> STORED RECORDS
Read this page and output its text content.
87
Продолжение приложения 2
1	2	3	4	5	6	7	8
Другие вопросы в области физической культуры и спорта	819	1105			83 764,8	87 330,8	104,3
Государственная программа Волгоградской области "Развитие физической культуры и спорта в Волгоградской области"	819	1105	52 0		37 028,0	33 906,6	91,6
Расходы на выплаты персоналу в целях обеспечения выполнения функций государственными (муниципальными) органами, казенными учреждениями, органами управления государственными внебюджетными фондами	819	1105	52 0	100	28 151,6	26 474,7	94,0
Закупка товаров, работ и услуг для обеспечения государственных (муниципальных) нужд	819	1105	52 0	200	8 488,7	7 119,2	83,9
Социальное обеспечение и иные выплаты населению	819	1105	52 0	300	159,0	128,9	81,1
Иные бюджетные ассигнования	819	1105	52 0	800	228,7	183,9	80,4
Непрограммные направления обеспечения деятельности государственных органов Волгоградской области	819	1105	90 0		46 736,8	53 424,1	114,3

> TASK REQUIREMENTS
Show, from the material above, each line that includes the string "государственных".

> EXERCISE ANSWER
Закупка товаров, работ и услуг для обеспечения государственных (муниципальных) нужд	819	1105	52 0	200	8 488,7	7 119,2	83,9
Непрограммные направления обеспечения деятельности государственных органов Волгоградской области	819	1105	90 0		46 736,8	53 424,1	114,3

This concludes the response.